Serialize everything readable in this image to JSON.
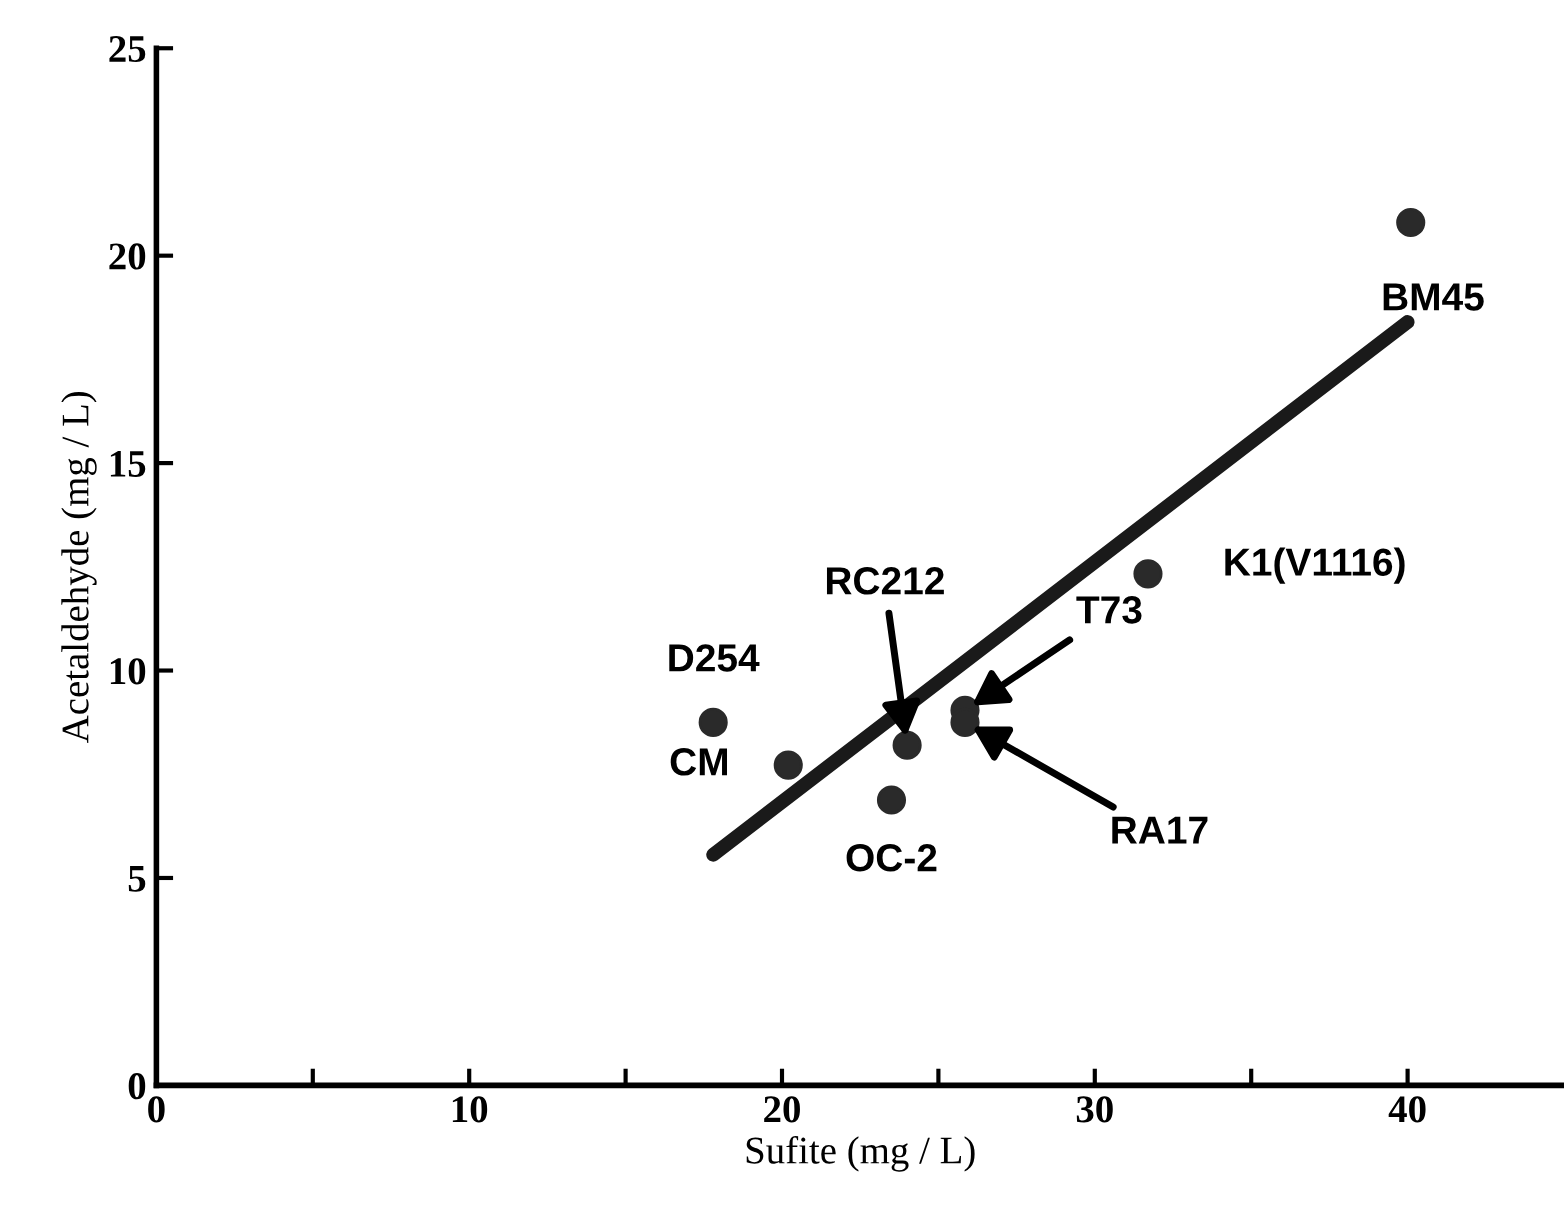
{
  "chart_data": {
    "type": "scatter",
    "xlabel": "Sufite (mg / L)",
    "ylabel": "Acetaldehyde (mg / L)",
    "xlim": [
      0,
      45
    ],
    "ylim": [
      0,
      25
    ],
    "xticks": [
      0,
      {
        "value": 5,
        "label": null
      },
      10,
      {
        "value": 15,
        "label": null
      },
      20,
      {
        "value": 25,
        "label": null
      },
      30,
      {
        "value": 35,
        "label": null
      },
      40
    ],
    "yticks": [
      0,
      5,
      10,
      15,
      20,
      25
    ],
    "grid": false,
    "legend": false,
    "series": [
      {
        "marker": "circle",
        "color": "#2a2a2a",
        "x": [
          17.8,
          20.2,
          23.5,
          24.0,
          25.85,
          25.85,
          31.7,
          40.1
        ],
        "values": [
          8.75,
          7.72,
          6.88,
          8.2,
          9.04,
          8.75,
          12.33,
          20.8
        ]
      },
      {
        "type": "line",
        "color": "#1a1a1a",
        "x": [
          17.8,
          40.0
        ],
        "values": [
          5.56,
          18.4
        ],
        "line_style": "solid",
        "marker": "none"
      }
    ],
    "annotations": [
      {
        "text": "D254",
        "x": 17.8,
        "y": 8.75
      },
      {
        "text": "CM",
        "x": 20.2,
        "y": 7.72
      },
      {
        "text": "OC-2",
        "x": 23.5,
        "y": 6.88
      },
      {
        "text": "RC212",
        "x": 24.0,
        "y": 8.2
      },
      {
        "text": "T73",
        "x": 25.85,
        "y": 9.04
      },
      {
        "text": "RA17",
        "x": 25.85,
        "y": 8.75
      },
      {
        "text": "K1(V1116)",
        "x": 31.7,
        "y": 12.33
      },
      {
        "text": "BM45",
        "x": 40.1,
        "y": 20.8
      }
    ]
  }
}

- REQUIRED WORK: Write every entry out again exactly, dropping the pictures.

- RESULT FOR THIS EXERCISE:
Serialize everything readable in this image to JSON.
{
  "chart_data": {
    "type": "scatter",
    "xlabel": "Sufite (mg / L)",
    "ylabel": "Acetaldehyde (mg / L)",
    "xlim": [
      0,
      45
    ],
    "ylim": [
      0,
      25
    ],
    "xticks": [
      0,
      {
        "value": 5,
        "label": null
      },
      10,
      {
        "value": 15,
        "label": null
      },
      20,
      {
        "value": 25,
        "label": null
      },
      30,
      {
        "value": 35,
        "label": null
      },
      40
    ],
    "yticks": [
      0,
      5,
      10,
      15,
      20,
      25
    ],
    "grid": false,
    "legend": false,
    "series": [
      {
        "marker": "circle",
        "color": "#2a2a2a",
        "x": [
          17.8,
          20.2,
          23.5,
          24.0,
          25.85,
          25.85,
          31.7,
          40.1
        ],
        "values": [
          8.75,
          7.72,
          6.88,
          8.2,
          9.04,
          8.75,
          12.33,
          20.8
        ]
      },
      {
        "type": "line",
        "color": "#1a1a1a",
        "x": [
          17.8,
          40.0
        ],
        "values": [
          5.56,
          18.4
        ],
        "line_style": "solid",
        "marker": "none"
      }
    ],
    "annotations": [
      {
        "text": "D254",
        "x": 17.8,
        "y": 8.75
      },
      {
        "text": "CM",
        "x": 20.2,
        "y": 7.72
      },
      {
        "text": "OC-2",
        "x": 23.5,
        "y": 6.88
      },
      {
        "text": "RC212",
        "x": 24.0,
        "y": 8.2
      },
      {
        "text": "T73",
        "x": 25.85,
        "y": 9.04
      },
      {
        "text": "RA17",
        "x": 25.85,
        "y": 8.75
      },
      {
        "text": "K1(V1116)",
        "x": 31.7,
        "y": 12.33
      },
      {
        "text": "BM45",
        "x": 40.1,
        "y": 20.8
      }
    ]
  }
}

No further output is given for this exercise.